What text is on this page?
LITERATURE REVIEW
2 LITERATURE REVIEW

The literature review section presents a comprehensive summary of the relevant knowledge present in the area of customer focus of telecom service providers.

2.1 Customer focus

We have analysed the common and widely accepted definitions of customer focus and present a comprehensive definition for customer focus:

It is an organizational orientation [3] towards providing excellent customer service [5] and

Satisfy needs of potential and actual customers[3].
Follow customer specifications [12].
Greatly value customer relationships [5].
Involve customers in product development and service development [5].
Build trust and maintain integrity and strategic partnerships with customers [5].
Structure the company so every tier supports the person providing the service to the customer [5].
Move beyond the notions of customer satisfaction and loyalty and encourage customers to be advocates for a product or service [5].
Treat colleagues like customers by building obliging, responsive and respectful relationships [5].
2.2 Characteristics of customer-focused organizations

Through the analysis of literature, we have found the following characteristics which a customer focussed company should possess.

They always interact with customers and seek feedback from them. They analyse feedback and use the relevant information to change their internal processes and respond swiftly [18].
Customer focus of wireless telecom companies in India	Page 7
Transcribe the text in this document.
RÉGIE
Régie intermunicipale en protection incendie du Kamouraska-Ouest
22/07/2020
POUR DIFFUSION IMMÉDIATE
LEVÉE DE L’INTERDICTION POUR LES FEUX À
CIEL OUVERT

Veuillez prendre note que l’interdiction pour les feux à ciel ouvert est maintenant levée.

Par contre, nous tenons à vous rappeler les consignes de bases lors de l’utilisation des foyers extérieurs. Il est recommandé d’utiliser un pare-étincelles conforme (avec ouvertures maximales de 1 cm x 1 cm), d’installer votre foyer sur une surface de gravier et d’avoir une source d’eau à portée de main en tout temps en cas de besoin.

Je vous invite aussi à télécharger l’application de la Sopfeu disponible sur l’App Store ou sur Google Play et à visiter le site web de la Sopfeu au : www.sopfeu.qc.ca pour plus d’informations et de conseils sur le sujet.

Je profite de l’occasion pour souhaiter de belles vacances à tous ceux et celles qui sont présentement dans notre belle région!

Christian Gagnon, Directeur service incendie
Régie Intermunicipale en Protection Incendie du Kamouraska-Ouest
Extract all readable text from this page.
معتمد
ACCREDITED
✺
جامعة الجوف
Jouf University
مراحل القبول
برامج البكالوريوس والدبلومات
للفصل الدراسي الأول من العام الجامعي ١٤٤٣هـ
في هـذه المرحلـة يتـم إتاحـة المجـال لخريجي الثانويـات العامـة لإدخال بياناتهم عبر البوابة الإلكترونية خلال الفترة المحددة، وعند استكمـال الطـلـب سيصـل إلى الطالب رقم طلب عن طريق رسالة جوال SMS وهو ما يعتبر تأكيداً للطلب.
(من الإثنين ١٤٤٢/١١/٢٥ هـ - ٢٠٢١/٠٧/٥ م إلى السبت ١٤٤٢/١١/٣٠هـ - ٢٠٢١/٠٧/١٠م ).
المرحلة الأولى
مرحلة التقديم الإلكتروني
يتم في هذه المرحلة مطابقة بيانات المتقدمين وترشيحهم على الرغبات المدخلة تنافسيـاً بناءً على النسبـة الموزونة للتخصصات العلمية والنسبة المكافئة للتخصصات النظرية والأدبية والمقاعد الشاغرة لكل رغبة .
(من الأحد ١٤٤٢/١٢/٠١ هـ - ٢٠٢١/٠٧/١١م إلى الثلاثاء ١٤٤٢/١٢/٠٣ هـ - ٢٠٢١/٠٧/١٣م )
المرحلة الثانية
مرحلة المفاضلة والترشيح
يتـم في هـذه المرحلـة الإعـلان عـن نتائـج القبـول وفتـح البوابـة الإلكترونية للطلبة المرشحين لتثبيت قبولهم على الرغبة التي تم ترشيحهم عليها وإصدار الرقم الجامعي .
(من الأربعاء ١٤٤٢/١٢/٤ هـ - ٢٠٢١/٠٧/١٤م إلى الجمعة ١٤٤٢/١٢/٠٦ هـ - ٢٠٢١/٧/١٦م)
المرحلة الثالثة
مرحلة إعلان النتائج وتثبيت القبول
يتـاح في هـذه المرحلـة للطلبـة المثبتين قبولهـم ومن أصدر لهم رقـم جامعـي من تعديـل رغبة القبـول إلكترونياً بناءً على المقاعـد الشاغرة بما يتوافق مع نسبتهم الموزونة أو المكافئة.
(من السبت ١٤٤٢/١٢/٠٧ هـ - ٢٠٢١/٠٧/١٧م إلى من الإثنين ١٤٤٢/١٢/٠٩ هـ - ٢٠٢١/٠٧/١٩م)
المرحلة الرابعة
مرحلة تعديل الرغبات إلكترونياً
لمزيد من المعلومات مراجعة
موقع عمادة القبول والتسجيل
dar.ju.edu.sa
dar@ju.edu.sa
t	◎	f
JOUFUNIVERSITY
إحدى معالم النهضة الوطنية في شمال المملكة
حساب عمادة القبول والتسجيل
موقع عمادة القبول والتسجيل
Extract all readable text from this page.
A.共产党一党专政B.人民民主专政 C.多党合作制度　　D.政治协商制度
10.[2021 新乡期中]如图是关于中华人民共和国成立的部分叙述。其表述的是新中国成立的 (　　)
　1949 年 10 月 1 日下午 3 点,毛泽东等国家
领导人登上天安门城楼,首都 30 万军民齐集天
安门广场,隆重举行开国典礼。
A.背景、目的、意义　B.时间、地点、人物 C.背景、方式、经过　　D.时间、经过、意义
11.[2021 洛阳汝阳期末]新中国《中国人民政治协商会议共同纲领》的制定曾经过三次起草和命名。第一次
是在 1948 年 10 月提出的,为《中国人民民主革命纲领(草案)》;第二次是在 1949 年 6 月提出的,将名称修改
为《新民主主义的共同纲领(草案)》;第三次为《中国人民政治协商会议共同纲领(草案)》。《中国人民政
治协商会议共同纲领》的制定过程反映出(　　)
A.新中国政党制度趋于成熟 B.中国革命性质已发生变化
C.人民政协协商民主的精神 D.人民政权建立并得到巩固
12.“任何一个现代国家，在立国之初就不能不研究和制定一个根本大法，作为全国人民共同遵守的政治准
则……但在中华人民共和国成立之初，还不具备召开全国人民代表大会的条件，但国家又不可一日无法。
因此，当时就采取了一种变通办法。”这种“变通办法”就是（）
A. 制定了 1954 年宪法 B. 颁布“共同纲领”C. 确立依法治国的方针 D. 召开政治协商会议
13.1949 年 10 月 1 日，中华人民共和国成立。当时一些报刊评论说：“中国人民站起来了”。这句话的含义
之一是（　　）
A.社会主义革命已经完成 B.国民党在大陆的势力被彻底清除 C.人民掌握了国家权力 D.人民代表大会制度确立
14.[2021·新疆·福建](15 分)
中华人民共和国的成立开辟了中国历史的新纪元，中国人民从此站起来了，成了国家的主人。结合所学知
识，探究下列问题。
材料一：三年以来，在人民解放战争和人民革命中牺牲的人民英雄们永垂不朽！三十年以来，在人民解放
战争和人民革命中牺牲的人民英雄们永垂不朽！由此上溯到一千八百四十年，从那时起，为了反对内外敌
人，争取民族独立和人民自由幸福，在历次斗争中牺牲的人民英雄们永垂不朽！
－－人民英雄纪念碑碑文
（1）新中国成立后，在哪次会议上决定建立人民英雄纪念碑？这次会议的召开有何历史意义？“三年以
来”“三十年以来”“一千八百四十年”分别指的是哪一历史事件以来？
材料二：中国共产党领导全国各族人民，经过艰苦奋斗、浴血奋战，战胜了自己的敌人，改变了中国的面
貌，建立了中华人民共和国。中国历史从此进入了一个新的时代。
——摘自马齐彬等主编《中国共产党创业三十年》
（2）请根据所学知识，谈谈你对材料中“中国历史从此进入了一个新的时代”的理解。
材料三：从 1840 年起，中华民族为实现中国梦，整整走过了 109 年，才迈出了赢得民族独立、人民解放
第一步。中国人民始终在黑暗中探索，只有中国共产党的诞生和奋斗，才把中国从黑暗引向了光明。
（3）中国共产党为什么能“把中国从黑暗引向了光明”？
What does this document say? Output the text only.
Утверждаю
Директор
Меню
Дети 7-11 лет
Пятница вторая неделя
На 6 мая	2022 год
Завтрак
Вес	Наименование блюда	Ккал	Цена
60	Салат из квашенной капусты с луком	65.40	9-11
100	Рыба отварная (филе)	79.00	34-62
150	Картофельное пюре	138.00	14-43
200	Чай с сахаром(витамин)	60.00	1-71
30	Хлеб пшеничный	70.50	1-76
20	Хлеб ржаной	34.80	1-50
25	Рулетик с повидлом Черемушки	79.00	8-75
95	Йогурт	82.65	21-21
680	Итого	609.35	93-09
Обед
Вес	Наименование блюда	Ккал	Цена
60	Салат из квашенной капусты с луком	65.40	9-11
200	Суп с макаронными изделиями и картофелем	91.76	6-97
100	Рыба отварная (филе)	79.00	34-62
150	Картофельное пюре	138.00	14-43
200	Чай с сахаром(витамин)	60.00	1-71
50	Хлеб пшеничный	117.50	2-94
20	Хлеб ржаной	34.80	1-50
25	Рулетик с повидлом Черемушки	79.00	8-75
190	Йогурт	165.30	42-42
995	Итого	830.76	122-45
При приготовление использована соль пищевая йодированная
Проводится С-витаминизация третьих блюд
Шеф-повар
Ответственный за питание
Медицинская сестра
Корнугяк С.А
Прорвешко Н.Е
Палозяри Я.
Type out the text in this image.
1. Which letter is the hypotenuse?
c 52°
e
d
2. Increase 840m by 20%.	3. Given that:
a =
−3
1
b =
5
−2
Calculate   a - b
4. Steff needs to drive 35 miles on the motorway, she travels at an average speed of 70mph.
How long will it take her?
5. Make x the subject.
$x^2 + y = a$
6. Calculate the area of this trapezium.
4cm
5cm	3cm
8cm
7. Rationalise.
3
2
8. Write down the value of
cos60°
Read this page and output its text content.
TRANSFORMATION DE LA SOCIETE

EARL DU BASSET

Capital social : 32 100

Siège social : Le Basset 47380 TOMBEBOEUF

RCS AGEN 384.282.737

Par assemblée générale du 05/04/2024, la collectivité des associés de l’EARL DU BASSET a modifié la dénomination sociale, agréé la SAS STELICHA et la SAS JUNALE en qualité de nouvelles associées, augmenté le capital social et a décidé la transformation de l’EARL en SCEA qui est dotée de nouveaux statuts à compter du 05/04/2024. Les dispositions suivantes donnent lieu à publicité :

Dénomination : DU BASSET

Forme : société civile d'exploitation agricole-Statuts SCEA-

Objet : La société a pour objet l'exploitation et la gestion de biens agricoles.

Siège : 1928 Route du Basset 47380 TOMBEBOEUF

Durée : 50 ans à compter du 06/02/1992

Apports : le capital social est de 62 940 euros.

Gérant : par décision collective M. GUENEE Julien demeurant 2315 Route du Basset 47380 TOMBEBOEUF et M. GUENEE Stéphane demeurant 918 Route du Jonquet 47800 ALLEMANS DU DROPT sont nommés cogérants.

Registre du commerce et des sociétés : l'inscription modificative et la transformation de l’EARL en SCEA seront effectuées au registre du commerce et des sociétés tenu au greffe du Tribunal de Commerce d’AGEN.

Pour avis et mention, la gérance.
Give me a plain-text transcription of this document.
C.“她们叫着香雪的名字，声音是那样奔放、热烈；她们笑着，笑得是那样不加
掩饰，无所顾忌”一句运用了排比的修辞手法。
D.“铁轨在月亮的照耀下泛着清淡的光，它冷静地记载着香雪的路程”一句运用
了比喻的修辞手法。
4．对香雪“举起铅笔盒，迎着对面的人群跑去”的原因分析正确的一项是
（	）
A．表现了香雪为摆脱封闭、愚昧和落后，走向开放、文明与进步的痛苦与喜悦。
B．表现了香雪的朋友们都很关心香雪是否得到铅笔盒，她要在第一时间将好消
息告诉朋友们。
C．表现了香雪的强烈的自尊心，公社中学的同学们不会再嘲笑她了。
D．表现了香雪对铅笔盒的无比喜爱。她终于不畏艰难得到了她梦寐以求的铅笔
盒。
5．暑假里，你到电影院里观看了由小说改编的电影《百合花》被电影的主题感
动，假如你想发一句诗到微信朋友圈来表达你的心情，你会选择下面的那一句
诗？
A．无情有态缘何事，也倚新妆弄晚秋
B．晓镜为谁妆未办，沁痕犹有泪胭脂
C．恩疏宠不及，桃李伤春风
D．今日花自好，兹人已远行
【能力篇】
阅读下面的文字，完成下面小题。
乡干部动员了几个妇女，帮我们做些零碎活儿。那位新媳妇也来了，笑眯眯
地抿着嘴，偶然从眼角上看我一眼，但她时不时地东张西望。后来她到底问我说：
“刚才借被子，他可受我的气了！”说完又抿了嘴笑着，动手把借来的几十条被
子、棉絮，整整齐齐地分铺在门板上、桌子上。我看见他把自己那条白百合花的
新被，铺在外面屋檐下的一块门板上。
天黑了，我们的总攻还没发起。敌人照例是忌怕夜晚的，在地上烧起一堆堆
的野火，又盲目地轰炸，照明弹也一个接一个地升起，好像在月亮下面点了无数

========================================

:: TO DO ::
Copy each line above that contains the string "service".

:: REPLY ::
The literature review section presents a comprehensive summary of the relevant knowledge present in the area of customer focus of telecom service providers.
It is an organizational orientation [3] towards providing excellent customer service [5] and
Involve customers in product development and service development [5].
Structure the company so every tier supports the person providing the service to the customer [5].
Move beyond the notions of customer satisfaction and loyalty and encourage customers to be advocates for a product or service [5].
Christian Gagnon, Directeur service incendie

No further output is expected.